▶ **PROBLEM TO SOLVE**
Leave the pictures out and print every record below exactly as it stands.
■ ■ ■ ■ ■
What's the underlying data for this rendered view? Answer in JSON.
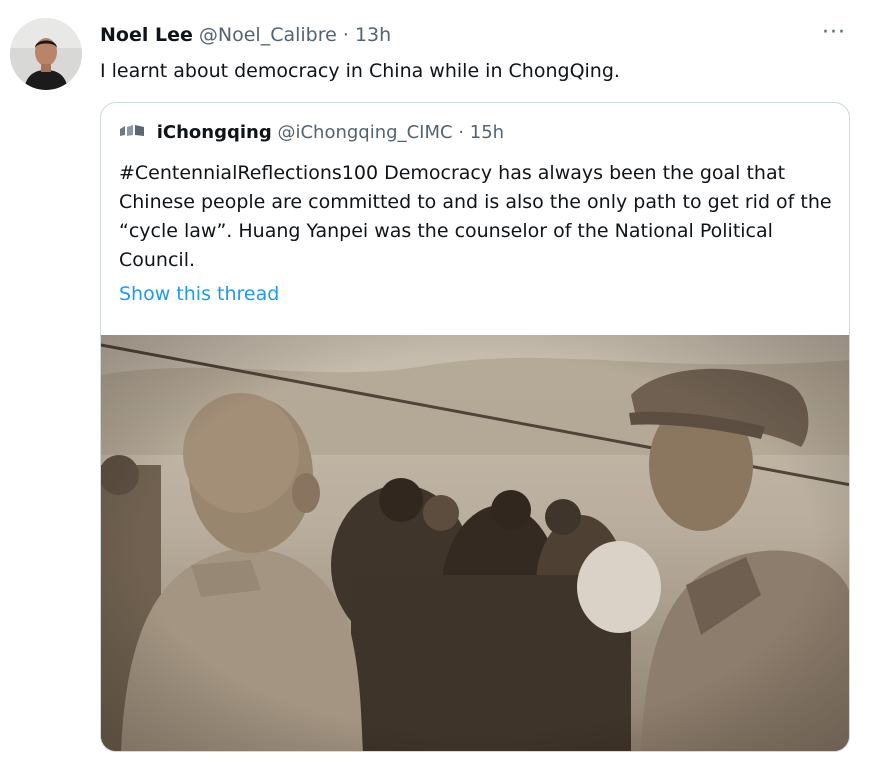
{
  "tweet": {
    "display_name": "Noel Lee",
    "handle": "@Noel_Calibre",
    "separator": "·",
    "time": "13h",
    "more": "···",
    "text": "I learnt about democracy in China while in ChongQing."
  },
  "quoted_tweet": {
    "display_name": "iChongqing",
    "handle": "@iChongqing_CIMC",
    "separator": "·",
    "time": "15h",
    "text": "#CentennialReflections100  Democracy has always been the goal that Chinese people are committed to and is also the only path to get rid of the “cycle law”. Huang Yanpei was the counselor of the National Political Council.",
    "show_thread": "Show this thread"
  },
  "colors": {
    "secondary_text": "#536471",
    "link": "#1d9bf0",
    "border": "#cfd9de"
  }
}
■ ■ ■ ■ ■
▶ **EXERCISE RESPONSE**
What's the underlying data for this rendered view? Answer in JSON.
{
  "tweet": {
    "display_name": "Noel Lee",
    "handle": "@Noel_Calibre",
    "separator": "·",
    "time": "13h",
    "more": "···",
    "text": "I learnt about democracy in China while in ChongQing."
  },
  "quoted_tweet": {
    "display_name": "iChongqing",
    "handle": "@iChongqing_CIMC",
    "separator": "·",
    "time": "15h",
    "text": "#CentennialReflections100  Democracy has always been the goal that Chinese people are committed to and is also the only path to get rid of the “cycle law”. Huang Yanpei was the counselor of the National Political Council.",
    "show_thread": "Show this thread"
  },
  "colors": {
    "secondary_text": "#536471",
    "link": "#1d9bf0",
    "border": "#cfd9de"
  }
}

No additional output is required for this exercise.